* What the task requires
From the listing below, pick out each line with the word "boreal".

* Listed records
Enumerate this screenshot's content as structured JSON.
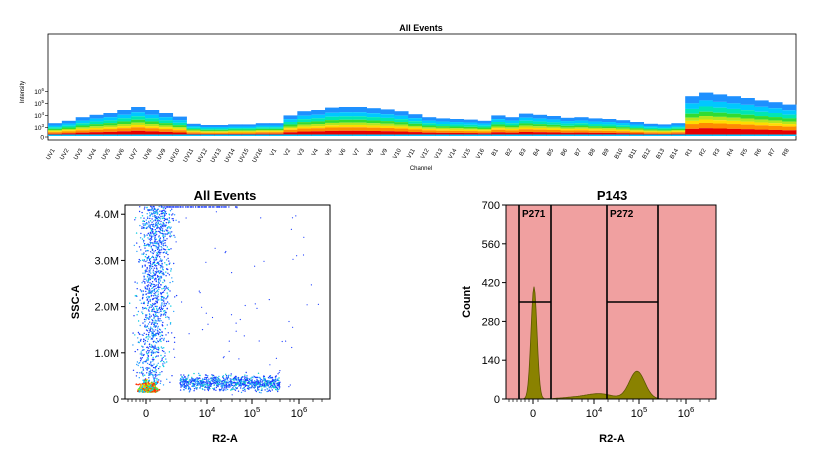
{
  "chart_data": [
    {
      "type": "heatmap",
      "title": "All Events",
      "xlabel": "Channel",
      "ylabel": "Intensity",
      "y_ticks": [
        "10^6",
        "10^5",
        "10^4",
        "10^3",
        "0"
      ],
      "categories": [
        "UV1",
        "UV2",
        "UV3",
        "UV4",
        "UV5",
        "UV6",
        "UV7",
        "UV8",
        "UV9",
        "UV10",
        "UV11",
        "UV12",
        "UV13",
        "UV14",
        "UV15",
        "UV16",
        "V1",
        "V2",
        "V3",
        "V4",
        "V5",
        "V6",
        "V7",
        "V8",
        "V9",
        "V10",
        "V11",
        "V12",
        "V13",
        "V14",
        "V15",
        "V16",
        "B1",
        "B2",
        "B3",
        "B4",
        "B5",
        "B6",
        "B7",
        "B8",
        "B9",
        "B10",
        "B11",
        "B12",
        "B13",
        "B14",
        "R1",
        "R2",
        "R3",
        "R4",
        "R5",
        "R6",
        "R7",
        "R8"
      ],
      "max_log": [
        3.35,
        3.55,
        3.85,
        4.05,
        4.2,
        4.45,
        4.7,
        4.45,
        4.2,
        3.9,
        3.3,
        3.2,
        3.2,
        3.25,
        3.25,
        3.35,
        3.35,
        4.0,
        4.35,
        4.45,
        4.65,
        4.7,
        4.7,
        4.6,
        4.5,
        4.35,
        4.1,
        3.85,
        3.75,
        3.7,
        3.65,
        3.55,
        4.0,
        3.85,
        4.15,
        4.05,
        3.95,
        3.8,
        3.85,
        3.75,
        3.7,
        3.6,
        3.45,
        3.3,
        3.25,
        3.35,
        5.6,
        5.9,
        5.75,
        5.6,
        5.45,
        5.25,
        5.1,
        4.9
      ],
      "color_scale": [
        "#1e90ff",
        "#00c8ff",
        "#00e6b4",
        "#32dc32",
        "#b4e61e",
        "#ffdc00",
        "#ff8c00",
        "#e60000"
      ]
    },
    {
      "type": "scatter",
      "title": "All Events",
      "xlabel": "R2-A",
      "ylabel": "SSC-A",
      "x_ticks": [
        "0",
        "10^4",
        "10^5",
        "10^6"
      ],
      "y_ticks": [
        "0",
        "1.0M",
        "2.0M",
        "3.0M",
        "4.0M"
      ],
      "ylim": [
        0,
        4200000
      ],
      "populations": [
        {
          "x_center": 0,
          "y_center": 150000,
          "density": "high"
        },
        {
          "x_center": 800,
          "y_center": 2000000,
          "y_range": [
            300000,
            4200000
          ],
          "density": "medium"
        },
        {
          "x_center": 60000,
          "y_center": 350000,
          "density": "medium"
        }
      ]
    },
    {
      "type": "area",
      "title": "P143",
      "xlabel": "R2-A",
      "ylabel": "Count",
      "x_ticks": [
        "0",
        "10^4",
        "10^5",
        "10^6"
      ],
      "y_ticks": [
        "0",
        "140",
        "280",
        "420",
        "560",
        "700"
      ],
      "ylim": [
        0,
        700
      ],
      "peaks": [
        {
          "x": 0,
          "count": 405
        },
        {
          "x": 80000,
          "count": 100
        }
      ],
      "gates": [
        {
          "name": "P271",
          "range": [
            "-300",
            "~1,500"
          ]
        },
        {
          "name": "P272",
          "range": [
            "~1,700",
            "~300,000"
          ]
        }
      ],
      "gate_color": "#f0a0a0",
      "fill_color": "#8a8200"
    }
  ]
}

--

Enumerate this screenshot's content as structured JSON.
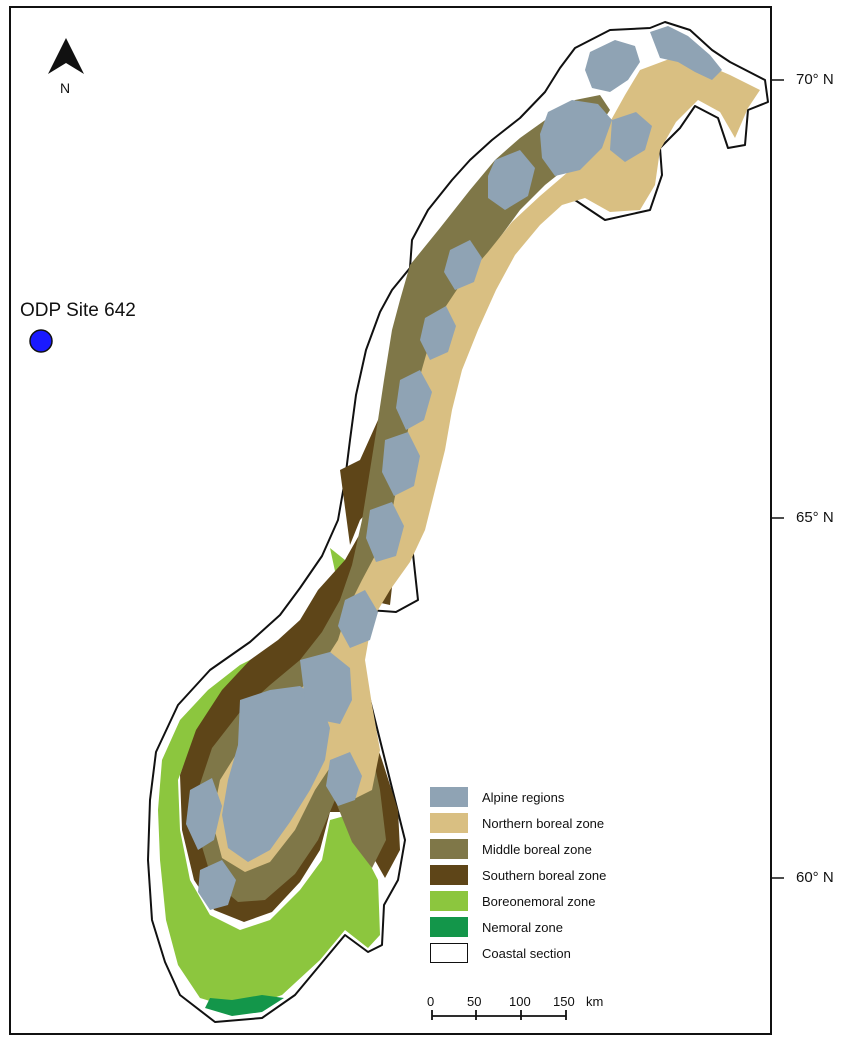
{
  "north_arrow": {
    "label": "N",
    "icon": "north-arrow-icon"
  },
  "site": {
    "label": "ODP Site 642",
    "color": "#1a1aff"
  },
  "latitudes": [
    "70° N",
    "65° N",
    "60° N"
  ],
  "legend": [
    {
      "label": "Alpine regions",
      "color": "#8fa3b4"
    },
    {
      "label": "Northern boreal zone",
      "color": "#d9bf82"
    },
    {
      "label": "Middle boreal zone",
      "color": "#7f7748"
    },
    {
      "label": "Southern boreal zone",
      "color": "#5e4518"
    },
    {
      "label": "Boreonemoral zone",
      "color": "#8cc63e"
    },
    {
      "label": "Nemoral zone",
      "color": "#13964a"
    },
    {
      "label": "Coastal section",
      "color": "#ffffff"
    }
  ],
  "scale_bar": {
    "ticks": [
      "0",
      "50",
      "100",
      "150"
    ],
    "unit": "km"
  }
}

* Response to this exercise
      "label": "Northern boreal zone",
      "label": "Middle boreal zone",
      "label": "Southern boreal zone",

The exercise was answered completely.